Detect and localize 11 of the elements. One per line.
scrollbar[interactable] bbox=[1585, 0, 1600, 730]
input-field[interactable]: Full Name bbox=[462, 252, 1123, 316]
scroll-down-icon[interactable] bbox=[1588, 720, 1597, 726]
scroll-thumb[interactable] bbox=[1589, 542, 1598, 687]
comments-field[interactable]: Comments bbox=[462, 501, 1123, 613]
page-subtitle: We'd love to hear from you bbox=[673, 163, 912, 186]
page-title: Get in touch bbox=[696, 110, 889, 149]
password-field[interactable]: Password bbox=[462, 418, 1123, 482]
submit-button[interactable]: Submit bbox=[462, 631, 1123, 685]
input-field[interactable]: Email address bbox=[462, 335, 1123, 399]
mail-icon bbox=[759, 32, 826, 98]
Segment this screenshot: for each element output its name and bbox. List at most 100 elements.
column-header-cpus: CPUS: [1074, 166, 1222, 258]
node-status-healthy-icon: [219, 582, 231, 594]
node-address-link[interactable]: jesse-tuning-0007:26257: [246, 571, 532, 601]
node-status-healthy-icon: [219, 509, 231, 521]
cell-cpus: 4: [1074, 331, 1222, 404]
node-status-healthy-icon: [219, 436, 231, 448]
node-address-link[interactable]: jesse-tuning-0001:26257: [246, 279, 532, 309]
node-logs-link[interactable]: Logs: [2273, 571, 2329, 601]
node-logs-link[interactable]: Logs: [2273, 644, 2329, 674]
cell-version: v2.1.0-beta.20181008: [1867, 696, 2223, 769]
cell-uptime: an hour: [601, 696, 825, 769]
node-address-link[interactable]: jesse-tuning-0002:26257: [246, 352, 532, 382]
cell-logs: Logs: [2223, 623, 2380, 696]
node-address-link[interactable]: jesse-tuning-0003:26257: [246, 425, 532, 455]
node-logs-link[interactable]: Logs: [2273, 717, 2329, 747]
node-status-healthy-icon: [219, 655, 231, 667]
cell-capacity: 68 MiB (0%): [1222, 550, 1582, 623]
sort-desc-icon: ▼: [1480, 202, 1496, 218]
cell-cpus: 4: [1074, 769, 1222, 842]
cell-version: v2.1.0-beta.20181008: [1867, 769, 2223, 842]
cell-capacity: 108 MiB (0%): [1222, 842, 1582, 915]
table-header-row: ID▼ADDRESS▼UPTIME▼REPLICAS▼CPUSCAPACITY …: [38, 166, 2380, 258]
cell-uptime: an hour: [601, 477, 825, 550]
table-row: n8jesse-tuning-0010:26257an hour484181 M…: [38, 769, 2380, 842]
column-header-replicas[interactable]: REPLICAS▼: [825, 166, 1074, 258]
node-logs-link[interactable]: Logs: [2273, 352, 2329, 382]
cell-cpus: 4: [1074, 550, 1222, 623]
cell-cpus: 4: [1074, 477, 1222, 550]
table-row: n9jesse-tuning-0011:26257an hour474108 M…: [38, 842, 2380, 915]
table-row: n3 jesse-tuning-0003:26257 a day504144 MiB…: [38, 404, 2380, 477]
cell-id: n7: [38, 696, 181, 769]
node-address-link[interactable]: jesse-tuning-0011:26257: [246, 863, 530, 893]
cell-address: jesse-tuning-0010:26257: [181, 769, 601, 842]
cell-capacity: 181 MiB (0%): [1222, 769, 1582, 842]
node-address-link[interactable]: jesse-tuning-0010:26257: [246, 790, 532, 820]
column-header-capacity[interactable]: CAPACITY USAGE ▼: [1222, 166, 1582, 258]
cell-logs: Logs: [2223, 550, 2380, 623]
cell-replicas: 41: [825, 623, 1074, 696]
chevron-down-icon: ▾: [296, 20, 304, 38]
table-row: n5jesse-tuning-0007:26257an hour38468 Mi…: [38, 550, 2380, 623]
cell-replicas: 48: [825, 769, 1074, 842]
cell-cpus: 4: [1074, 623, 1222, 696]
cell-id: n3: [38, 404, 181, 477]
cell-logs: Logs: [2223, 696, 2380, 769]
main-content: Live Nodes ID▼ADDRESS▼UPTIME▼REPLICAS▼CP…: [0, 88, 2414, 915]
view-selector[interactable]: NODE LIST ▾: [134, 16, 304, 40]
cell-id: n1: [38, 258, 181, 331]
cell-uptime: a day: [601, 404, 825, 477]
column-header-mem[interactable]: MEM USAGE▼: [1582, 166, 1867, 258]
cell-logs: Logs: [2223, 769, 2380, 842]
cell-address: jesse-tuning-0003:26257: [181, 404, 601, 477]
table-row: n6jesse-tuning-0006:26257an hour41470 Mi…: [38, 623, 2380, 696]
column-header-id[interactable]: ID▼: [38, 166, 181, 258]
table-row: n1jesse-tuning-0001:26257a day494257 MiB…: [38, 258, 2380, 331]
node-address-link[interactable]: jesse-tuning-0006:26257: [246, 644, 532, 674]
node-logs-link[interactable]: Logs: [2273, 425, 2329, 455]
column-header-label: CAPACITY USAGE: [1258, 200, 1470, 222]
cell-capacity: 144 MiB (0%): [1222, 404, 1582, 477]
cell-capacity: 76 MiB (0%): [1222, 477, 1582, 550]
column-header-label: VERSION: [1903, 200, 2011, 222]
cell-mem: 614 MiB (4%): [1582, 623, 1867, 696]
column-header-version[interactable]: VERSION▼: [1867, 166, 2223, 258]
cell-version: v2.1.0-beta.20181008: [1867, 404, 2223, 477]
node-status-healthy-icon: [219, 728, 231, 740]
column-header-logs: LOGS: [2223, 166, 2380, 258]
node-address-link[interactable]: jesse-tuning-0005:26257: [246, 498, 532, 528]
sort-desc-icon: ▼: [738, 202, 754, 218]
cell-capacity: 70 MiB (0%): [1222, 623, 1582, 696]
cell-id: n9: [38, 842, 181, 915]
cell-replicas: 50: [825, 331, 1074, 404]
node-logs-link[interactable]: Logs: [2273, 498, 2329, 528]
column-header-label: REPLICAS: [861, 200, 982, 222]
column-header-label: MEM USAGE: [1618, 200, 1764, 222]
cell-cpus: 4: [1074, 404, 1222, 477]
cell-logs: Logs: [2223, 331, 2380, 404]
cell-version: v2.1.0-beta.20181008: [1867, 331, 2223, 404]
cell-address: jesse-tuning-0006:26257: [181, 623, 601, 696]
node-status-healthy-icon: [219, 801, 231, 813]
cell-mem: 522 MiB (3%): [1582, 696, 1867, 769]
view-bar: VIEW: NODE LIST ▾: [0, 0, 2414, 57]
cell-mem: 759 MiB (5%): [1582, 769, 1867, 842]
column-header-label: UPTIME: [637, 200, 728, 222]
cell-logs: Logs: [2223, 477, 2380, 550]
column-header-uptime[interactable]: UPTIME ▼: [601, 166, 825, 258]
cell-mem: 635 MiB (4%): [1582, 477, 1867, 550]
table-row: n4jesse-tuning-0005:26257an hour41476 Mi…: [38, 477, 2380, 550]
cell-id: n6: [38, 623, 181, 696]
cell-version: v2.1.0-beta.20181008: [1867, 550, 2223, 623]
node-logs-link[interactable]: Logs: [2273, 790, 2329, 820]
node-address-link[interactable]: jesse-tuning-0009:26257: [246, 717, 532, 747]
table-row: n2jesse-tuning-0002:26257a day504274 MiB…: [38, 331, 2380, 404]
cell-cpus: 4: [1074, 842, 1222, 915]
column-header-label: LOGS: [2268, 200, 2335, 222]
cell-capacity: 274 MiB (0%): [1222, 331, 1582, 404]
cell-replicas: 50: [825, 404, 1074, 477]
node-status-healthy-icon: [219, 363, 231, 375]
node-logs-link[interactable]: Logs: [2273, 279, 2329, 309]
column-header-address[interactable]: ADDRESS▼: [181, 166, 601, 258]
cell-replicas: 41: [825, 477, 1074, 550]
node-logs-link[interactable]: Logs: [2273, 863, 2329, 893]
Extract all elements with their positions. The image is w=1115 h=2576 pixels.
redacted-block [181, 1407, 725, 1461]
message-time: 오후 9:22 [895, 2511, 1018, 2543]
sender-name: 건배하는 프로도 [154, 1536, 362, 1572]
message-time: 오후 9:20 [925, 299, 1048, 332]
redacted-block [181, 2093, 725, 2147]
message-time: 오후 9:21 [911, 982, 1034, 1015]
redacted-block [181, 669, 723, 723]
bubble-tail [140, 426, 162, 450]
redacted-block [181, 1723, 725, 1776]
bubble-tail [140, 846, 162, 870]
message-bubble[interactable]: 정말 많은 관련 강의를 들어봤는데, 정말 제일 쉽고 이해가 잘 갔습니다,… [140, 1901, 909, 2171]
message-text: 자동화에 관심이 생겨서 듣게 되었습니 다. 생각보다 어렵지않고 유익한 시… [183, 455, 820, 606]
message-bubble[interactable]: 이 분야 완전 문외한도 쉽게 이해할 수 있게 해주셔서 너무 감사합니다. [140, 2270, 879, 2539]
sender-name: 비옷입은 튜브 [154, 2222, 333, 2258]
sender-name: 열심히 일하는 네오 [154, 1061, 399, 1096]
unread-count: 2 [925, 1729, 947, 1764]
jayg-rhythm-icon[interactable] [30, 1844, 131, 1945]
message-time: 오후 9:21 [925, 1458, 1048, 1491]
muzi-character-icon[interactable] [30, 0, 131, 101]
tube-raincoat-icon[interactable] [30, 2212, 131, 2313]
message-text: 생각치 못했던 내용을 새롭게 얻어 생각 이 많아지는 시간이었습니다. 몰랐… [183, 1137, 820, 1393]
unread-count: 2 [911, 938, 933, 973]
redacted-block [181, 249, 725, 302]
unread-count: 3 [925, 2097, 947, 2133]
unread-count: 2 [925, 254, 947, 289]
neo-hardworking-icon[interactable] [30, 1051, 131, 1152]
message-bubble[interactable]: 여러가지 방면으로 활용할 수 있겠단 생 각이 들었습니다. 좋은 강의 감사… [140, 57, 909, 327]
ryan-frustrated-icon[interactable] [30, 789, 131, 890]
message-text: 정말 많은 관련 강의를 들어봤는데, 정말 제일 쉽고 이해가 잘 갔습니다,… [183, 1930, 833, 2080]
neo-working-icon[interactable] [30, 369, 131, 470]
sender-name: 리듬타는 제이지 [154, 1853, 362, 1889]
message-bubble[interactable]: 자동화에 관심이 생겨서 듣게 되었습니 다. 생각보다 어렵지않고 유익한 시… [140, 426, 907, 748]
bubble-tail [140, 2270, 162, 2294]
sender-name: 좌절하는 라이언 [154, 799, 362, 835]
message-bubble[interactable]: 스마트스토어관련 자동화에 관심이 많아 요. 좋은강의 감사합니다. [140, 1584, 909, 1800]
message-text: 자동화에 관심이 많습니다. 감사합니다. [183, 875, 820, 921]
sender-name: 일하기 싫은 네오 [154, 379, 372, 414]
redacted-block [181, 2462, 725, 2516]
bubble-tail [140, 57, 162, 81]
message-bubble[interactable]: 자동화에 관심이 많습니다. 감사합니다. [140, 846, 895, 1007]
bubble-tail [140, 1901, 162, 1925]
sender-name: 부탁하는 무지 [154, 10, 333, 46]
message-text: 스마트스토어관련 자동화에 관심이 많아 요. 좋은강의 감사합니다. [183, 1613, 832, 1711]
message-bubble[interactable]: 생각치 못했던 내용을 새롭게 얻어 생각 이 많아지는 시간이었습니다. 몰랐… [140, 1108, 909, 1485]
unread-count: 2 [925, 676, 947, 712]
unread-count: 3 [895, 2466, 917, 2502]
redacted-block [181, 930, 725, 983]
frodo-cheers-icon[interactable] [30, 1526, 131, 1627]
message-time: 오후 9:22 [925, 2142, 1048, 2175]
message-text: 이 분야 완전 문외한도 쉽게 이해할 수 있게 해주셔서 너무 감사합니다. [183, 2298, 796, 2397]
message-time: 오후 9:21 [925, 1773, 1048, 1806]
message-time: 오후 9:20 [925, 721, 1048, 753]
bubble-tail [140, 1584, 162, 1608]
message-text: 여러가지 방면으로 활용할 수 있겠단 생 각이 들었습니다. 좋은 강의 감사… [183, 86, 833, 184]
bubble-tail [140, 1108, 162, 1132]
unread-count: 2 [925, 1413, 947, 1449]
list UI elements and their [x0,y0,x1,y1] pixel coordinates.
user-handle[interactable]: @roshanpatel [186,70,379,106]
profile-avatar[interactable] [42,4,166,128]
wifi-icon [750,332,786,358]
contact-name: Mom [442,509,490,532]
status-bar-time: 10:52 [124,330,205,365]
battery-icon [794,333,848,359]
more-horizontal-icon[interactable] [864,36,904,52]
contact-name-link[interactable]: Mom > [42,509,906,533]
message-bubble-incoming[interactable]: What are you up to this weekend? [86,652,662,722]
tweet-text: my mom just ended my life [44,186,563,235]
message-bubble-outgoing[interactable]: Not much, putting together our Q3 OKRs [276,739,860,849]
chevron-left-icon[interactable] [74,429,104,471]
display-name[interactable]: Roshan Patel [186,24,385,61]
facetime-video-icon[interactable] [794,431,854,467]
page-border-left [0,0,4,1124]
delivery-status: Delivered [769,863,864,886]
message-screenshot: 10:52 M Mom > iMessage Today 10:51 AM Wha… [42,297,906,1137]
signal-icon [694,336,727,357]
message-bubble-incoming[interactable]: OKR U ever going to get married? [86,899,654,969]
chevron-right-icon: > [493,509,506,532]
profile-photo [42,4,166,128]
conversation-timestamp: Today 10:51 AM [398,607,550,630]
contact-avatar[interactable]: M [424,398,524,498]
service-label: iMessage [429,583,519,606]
+ + +
◆ WHAT IS BEING ASKED:
Can you transcribe the lines word for word, starting at the first line and ending at the line that contains "scroll-thumb[interactable] bbox=[1589, 542, 1598, 687]", with both of those lines included?

◆ RESULT:
Detect and localize 11 of the elements. One per line.
scrollbar[interactable] bbox=[1585, 0, 1600, 730]
input-field[interactable]: Full Name bbox=[462, 252, 1123, 316]
scroll-down-icon[interactable] bbox=[1588, 720, 1597, 726]
scroll-thumb[interactable] bbox=[1589, 542, 1598, 687]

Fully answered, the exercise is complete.